Please write out the complete listing that follows, exactly as it reads.

==== Provided entries

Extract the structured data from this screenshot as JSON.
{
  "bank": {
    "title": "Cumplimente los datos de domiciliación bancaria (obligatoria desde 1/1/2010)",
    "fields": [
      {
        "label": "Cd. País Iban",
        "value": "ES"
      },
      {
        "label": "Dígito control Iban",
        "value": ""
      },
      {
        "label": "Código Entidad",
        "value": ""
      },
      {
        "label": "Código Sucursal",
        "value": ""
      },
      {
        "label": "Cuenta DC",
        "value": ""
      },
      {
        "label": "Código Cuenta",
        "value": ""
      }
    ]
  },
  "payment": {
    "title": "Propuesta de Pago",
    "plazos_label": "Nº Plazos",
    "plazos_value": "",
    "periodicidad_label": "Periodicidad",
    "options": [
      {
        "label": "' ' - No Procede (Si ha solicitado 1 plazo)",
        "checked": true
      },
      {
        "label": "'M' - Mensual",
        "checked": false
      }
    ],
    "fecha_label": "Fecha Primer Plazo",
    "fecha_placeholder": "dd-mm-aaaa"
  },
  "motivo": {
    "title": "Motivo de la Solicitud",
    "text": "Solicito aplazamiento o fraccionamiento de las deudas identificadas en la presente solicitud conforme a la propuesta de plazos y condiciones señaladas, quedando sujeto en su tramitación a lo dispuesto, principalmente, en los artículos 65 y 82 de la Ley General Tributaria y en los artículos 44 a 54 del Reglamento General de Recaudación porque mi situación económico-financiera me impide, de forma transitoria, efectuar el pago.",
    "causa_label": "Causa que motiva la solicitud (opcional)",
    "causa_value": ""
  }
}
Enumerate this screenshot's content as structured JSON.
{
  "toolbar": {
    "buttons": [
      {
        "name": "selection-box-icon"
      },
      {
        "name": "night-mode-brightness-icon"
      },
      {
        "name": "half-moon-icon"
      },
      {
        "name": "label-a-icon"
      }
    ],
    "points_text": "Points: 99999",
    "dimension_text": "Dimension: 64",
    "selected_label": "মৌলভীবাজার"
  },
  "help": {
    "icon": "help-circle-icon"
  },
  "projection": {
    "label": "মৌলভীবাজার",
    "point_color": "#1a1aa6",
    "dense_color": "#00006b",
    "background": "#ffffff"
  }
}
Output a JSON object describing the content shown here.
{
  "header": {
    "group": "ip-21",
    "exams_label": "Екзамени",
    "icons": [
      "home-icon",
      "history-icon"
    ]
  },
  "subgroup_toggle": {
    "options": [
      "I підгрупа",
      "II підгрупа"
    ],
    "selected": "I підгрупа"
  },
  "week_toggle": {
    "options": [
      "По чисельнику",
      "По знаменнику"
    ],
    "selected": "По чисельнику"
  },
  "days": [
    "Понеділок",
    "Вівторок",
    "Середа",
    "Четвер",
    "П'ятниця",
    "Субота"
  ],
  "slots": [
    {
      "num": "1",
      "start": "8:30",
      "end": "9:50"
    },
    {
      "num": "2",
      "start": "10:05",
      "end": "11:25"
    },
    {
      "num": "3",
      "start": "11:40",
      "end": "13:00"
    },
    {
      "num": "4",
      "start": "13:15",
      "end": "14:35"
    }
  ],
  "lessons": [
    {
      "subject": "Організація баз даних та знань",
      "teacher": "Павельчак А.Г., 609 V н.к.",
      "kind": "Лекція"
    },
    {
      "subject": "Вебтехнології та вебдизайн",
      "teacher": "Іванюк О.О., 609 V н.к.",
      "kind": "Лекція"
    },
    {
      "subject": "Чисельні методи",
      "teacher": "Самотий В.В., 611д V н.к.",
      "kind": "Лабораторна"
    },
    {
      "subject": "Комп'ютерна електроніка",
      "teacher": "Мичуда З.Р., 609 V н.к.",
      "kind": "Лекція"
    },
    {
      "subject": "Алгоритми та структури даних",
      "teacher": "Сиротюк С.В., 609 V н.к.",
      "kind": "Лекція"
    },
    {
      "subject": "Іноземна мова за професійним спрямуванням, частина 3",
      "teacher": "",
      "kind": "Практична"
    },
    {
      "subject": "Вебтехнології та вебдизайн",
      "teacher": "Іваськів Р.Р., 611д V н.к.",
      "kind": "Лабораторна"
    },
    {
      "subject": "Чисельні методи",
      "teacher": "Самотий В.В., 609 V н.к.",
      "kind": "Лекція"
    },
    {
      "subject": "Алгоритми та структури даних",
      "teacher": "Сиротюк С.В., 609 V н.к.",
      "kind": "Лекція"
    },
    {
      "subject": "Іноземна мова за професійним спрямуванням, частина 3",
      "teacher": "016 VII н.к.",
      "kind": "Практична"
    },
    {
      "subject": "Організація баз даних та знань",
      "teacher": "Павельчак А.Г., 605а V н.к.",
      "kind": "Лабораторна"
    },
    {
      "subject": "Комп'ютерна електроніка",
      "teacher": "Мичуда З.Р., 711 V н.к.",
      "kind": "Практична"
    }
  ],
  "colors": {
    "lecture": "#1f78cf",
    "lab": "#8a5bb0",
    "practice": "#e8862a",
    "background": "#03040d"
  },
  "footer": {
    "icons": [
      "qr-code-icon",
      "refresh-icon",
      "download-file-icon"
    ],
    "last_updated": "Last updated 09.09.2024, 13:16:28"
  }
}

========

Finished task:
Extract the structured data from this screenshot as JSON.
{
  "bank": {
    "title": "Cumplimente los datos de domiciliación bancaria (obligatoria desde 1/1/2010)",
    "fields": [
      {
        "label": "Cd. País Iban",
        "value": "ES"
      },
      {
        "label": "Dígito control Iban",
        "value": ""
      },
      {
        "label": "Código Entidad",
        "value": ""
      },
      {
        "label": "Código Sucursal",
        "value": ""
      },
      {
        "label": "Cuenta DC",
        "value": ""
      },
      {
        "label": "Código Cuenta",
        "value": ""
      }
    ]
  },
  "payment": {
    "title": "Propuesta de Pago",
    "plazos_label": "Nº Plazos",
    "plazos_value": "",
    "periodicidad_label": "Periodicidad",
    "options": [
      {
        "label": "' ' - No Procede (Si ha solicitado 1 plazo)",
        "checked": true
      },
      {
        "label": "'M' - Mensual",
        "checked": false
      }
    ],
    "fecha_label": "Fecha Primer Plazo",
    "fecha_placeholder": "dd-mm-aaaa"
  },
  "motivo": {
    "title": "Motivo de la Solicitud",
    "text": "Solicito aplazamiento o fraccionamiento de las deudas identificadas en la presente solicitud conforme a la propuesta de plazos y condiciones señaladas, quedando sujeto en su tramitación a lo dispuesto, principalmente, en los artículos 65 y 82 de la Ley General Tributaria y en los artículos 44 a 54 del Reglamento General de Recaudación porque mi situación económico-financiera me impide, de forma transitoria, efectuar el pago.",
    "causa_label": "Causa que motiva la solicitud (opcional)",
    "causa_value": ""
  }
}
Enumerate this screenshot's content as structured JSON.
{
  "toolbar": {
    "buttons": [
      {
        "name": "selection-box-icon"
      },
      {
        "name": "night-mode-brightness-icon"
      },
      {
        "name": "half-moon-icon"
      },
      {
        "name": "label-a-icon"
      }
    ],
    "points_text": "Points: 99999",
    "dimension_text": "Dimension: 64",
    "selected_label": "মৌলভীবাজার"
  },
  "help": {
    "icon": "help-circle-icon"
  },
  "projection": {
    "label": "মৌলভীবাজার",
    "point_color": "#1a1aa6",
    "dense_color": "#00006b",
    "background": "#ffffff"
  }
}
Output a JSON object describing the content shown here.
{
  "header": {
    "group": "ip-21",
    "exams_label": "Екзамени",
    "icons": [
      "home-icon",
      "history-icon"
    ]
  },
  "subgroup_toggle": {
    "options": [
      "I підгрупа",
      "II підгрупа"
    ],
    "selected": "I підгрупа"
  },
  "week_toggle": {
    "options": [
      "По чисельнику",
      "По знаменнику"
    ],
    "selected": "По чисельнику"
  },
  "days": [
    "Понеділок",
    "Вівторок",
    "Середа",
    "Четвер",
    "П'ятниця",
    "Субота"
  ],
  "slots": [
    {
      "num": "1",
      "start": "8:30",
      "end": "9:50"
    },
    {
      "num": "2",
      "start": "10:05",
      "end": "11:25"
    },
    {
      "num": "3",
      "start": "11:40",
      "end": "13:00"
    },
    {
      "num": "4",
      "start": "13:15",
      "end": "14:35"
    }
  ],
  "lessons": [
    {
      "subject": "Організація баз даних та знань",
      "teacher": "Павельчак А.Г., 609 V н.к.",
      "kind": "Лекція"
    },
    {
      "subject": "Вебтехнології та вебдизайн",
      "teacher": "Іванюк О.О., 609 V н.к.",
      "kind": "Лекція"
    },
    {
      "subject": "Чисельні методи",
      "teacher": "Самотий В.В., 611д V н.к.",
      "kind": "Лабораторна"
    },
    {
      "subject": "Комп'ютерна електроніка",
      "teacher": "Мичуда З.Р., 609 V н.к.",
      "kind": "Лекція"
    },
    {
      "subject": "Алгоритми та структури даних",
      "teacher": "Сиротюк С.В., 609 V н.к.",
      "kind": "Лекція"
    },
    {
      "subject": "Іноземна мова за професійним спрямуванням, частина 3",
      "teacher": "",
      "kind": "Практична"
    },
    {
      "subject": "Вебтехнології та вебдизайн",
      "teacher": "Іваськів Р.Р., 611д V н.к.",
      "kind": "Лабораторна"
    },
    {
      "subject": "Чисельні методи",
      "teacher": "Самотий В.В., 609 V н.к.",
      "kind": "Лекція"
    },
    {
      "subject": "Алгоритми та структури даних",
      "teacher": "Сиротюк С.В., 609 V н.к.",
      "kind": "Лекція"
    },
    {
      "subject": "Іноземна мова за професійним спрямуванням, частина 3",
      "teacher": "016 VII н.к.",
      "kind": "Практична"
    },
    {
      "subject": "Організація баз даних та знань",
      "teacher": "Павельчак А.Г., 605а V н.к.",
      "kind": "Лабораторна"
    },
    {
      "subject": "Комп'ютерна електроніка",
      "teacher": "Мичуда З.Р., 711 V н.к.",
      "kind": "Практична"
    }
  ],
  "colors": {
    "lecture": "#1f78cf",
    "lab": "#8a5bb0",
    "practice": "#e8862a",
    "background": "#03040d"
  },
  "footer": {
    "icons": [
      "qr-code-icon",
      "refresh-icon",
      "download-file-icon"
    ],
    "last_updated": "Last updated 09.09.2024, 13:16:28"
  }
}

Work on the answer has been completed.